> **QUESTIONS**:
a) Translate this sentence from the competition excerpt into Spanish: "In 2021, with the global COVID-19 pandemic restricting travel across the world, the competition was held virtually."
b) Transcribe the passage of the competition excerpt starting at "In 2019, the" and ending at "was held virtually.".

> **EXCERPTED TEXT**:
In 2019, the number of accepted Semi-finalists increased from eight to twelve candidates. In 2021, with the global COVID-19 pandemic restricting travel across the world, the competition was held virtually.

== Past winners ==

| Year | Winner | Second Prize | Third Prize | Audience Prize |
|---|---|---|---|---|
| 2008 | Brian O'Kane | Joo Yon Sir | Not awarded | David McCaroll |
| 2009 | Diana Galvydyte | Savitri Grier | Not awarded | Diana Galvydyte |
| 2011 | Yuki Ito | Jiafeng Chen | Michael Petrov | Michael Petrov |
| 2013 | Benjamin Baker | Yuka Ishizuka | Marisol Lee | Benjamin Baker |
| 2015 | Ji Yoon Lee | Timothy Ridout | Elina Buksha | Elina Buksha |
| 2017 | Nathan Meltzer | Jonian Ilias Kadesha | Luke Hsu | Nathan Meltzer |
| 2019 | Jonathan Swensen | Jamal Aliyev | Mathilde Milwidsky | Jamal Aliyev |
| 2021 | Daniil Bulayev | SongHa Choi | Otoha Tabata | Daniil Bulayev |
| 2024 | Andrew Ilhoon Byun | Leon Blekh | Leland Ko | Leon Blekh |

=== 2009 competition ===
The overall winner of the 2nd WFISC was Diana Galyvdyte from Lithuania who also won the Audience Prize, as voted for by the audience on the night of the Final. The Second Prize went to Savitri Grier.

> **DATASET EXTRACT**:
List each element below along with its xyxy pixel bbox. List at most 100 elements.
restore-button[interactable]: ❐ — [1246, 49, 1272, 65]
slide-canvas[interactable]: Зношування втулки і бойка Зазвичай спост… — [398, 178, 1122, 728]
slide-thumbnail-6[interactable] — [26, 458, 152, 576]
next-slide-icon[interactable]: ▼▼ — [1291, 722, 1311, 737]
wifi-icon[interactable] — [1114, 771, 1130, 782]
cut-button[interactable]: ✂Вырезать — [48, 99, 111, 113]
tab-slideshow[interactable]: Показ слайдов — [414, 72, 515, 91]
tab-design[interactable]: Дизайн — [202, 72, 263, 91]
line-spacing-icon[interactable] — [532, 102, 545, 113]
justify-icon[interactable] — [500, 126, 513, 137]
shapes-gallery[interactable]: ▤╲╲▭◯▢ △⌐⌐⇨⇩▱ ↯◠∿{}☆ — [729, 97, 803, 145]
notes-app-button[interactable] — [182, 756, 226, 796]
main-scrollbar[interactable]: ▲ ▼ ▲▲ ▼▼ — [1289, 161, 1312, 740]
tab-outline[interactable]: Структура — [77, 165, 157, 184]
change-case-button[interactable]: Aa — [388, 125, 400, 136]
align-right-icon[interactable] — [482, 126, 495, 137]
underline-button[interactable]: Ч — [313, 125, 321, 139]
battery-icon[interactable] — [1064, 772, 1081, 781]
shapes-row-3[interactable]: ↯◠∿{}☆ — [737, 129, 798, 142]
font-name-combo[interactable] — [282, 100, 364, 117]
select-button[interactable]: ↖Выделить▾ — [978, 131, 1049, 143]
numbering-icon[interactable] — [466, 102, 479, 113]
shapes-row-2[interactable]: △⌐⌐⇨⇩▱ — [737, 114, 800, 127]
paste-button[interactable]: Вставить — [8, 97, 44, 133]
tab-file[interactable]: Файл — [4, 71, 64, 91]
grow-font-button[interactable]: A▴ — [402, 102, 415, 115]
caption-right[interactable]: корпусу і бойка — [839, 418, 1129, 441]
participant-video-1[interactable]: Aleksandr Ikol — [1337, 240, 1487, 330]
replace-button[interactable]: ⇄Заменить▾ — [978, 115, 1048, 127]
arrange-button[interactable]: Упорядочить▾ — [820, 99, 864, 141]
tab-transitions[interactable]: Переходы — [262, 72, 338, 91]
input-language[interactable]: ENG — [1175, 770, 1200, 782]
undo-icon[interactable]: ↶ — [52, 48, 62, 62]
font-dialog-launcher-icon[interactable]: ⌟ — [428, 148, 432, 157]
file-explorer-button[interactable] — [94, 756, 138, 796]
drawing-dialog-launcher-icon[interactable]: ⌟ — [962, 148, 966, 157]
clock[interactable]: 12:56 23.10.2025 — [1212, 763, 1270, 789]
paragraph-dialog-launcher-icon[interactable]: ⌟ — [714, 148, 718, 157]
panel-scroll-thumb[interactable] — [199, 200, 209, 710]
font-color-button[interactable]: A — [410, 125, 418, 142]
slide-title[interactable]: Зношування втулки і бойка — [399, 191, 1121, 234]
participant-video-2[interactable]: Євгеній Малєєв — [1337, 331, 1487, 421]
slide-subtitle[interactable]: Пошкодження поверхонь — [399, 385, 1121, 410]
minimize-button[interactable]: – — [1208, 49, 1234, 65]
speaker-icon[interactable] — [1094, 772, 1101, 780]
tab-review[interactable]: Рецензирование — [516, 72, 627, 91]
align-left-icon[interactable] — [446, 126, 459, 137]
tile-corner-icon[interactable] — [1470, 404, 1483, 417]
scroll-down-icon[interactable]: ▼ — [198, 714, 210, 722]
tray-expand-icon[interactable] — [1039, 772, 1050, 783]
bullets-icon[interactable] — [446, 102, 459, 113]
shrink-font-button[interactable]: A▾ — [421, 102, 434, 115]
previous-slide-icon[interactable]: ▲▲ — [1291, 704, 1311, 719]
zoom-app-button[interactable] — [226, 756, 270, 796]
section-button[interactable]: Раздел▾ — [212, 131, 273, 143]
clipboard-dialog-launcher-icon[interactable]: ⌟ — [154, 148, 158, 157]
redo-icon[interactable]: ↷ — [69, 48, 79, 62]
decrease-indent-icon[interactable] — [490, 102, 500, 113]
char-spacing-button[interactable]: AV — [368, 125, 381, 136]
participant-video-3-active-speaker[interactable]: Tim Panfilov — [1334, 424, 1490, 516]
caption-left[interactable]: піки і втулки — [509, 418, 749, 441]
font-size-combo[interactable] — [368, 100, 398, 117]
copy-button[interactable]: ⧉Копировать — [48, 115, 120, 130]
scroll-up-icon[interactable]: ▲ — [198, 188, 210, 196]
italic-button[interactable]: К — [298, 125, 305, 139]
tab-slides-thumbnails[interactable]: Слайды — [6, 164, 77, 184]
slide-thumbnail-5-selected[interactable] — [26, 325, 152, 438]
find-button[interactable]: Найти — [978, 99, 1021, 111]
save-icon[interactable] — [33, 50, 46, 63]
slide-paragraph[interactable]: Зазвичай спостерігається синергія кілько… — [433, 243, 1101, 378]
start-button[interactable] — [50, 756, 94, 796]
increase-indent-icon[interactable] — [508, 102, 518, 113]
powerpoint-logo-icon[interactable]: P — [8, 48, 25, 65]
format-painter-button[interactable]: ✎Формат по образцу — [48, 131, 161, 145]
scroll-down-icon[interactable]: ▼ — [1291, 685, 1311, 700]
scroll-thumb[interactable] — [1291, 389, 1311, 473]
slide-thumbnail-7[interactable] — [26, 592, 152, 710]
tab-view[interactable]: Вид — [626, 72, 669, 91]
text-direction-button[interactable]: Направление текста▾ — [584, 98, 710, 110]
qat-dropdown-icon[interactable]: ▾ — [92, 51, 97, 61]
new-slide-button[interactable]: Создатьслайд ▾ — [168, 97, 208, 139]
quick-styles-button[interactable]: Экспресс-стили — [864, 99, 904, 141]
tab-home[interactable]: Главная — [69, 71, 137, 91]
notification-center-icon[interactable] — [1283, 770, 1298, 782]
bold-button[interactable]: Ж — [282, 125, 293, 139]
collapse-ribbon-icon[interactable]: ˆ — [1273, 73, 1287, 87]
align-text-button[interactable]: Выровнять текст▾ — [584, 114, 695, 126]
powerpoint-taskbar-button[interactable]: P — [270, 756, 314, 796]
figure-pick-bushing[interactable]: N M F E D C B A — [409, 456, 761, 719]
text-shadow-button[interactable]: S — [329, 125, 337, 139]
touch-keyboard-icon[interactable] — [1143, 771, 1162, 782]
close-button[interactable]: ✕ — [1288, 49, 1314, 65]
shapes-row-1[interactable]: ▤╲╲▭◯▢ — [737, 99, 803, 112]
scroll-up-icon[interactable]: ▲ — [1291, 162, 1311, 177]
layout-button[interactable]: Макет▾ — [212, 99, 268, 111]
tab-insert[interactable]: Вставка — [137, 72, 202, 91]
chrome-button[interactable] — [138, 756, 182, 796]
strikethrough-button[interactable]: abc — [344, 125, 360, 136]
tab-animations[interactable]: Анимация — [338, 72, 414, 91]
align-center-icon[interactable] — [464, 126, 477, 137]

> **EXPECTED OUTPUTS**:
a) En 2021, con la pandemia mundial de COVID-19 restringiendo los viajes en todo el mundo, la competición se celebró de forma virtual.

b)
In 2019, the number of accepted Semi-finalists increased from eight to twelve candidates. In 2021, with the global COVID-19 pandemic restricting travel across the world, the competition was held virtually.